- Data to examine -
• • • • • • •

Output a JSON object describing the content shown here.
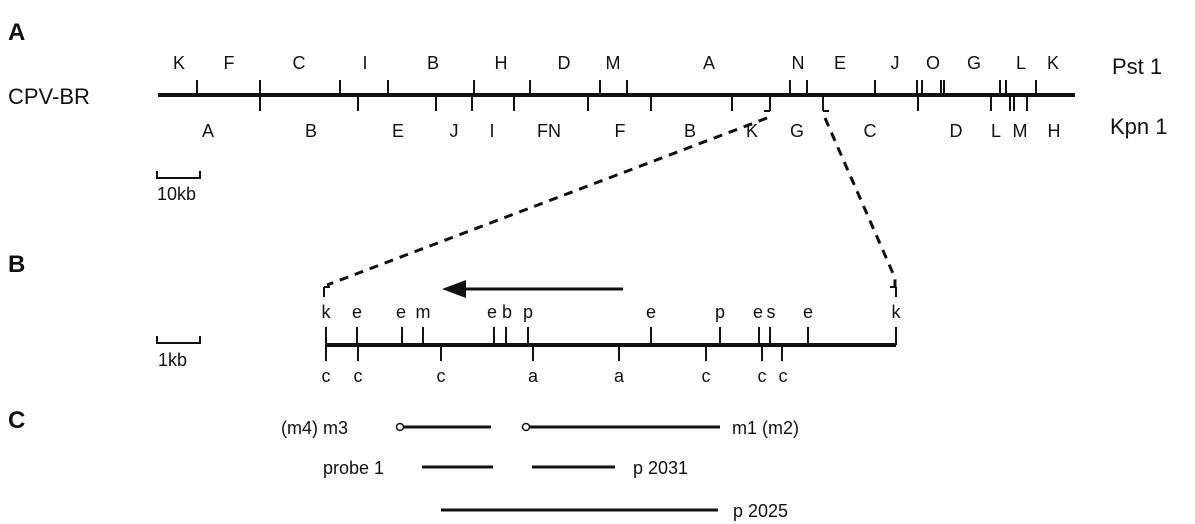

• • • • • • •

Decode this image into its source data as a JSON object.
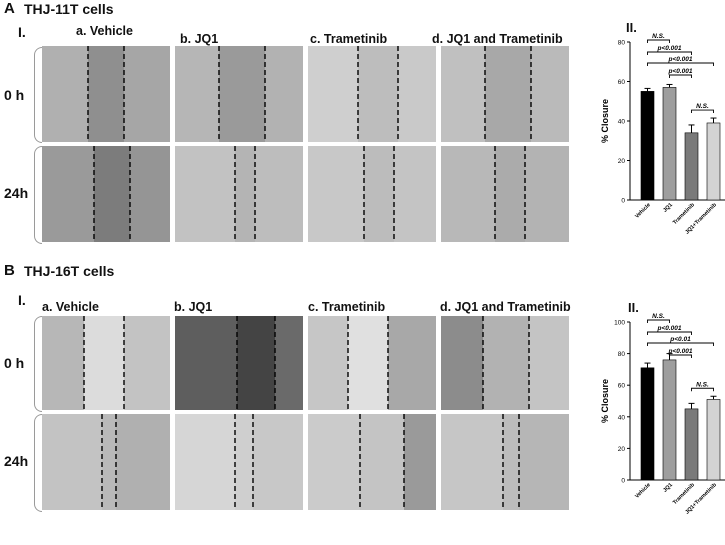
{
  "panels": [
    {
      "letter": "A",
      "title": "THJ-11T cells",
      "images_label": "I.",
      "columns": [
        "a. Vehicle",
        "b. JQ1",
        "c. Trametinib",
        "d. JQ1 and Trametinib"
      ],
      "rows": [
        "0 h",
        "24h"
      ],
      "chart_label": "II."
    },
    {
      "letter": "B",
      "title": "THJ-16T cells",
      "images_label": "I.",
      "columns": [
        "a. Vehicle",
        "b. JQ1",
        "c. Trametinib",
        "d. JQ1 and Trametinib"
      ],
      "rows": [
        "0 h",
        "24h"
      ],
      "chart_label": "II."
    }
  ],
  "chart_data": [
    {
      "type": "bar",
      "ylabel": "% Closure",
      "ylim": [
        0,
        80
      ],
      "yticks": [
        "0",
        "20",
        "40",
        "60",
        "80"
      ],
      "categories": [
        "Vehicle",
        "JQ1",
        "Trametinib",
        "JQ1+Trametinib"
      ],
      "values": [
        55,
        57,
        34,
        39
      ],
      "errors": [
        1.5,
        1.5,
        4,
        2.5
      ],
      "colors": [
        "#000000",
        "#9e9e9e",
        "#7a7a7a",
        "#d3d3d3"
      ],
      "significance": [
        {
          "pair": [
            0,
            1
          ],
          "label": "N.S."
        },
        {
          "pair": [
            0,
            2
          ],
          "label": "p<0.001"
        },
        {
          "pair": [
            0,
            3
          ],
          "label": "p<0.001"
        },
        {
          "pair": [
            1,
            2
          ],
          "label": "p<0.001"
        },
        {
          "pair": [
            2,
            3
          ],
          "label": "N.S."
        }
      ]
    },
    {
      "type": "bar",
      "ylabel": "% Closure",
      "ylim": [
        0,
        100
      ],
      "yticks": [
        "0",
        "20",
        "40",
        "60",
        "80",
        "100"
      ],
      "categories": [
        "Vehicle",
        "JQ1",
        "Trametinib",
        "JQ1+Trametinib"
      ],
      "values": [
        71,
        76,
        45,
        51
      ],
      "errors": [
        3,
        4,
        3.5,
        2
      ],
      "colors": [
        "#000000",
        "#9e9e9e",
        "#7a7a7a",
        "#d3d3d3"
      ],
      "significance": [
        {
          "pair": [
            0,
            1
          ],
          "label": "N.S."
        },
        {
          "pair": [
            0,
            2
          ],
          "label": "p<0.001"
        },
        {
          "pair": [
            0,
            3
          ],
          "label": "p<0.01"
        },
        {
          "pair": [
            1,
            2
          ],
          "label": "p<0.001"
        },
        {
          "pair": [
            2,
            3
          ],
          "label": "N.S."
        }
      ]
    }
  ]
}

• • • • • • •

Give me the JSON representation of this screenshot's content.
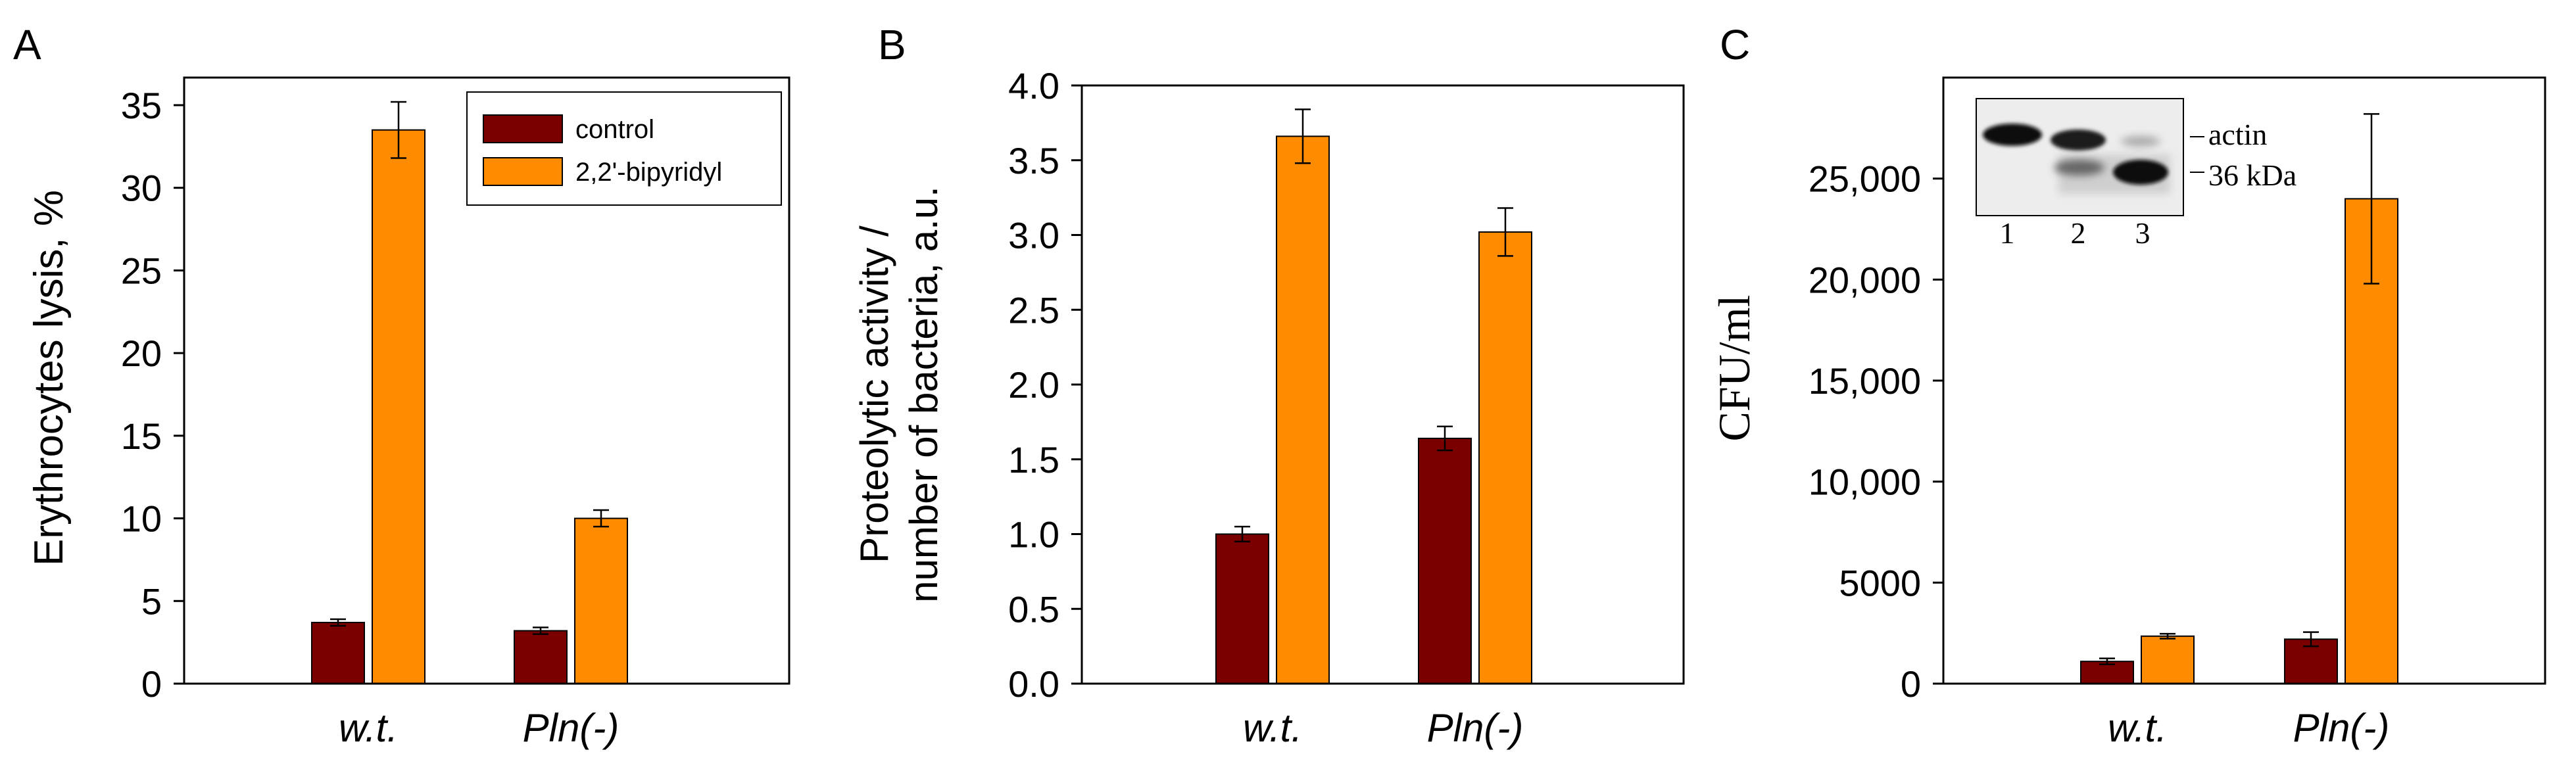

• • • • • • •

- Try it -
Whenever a line in the entries holds the word "content", copy that line.

- Result for this task -
Output a JSON object describing the content shown here.
Give me the JSON representation of this screenshot's content.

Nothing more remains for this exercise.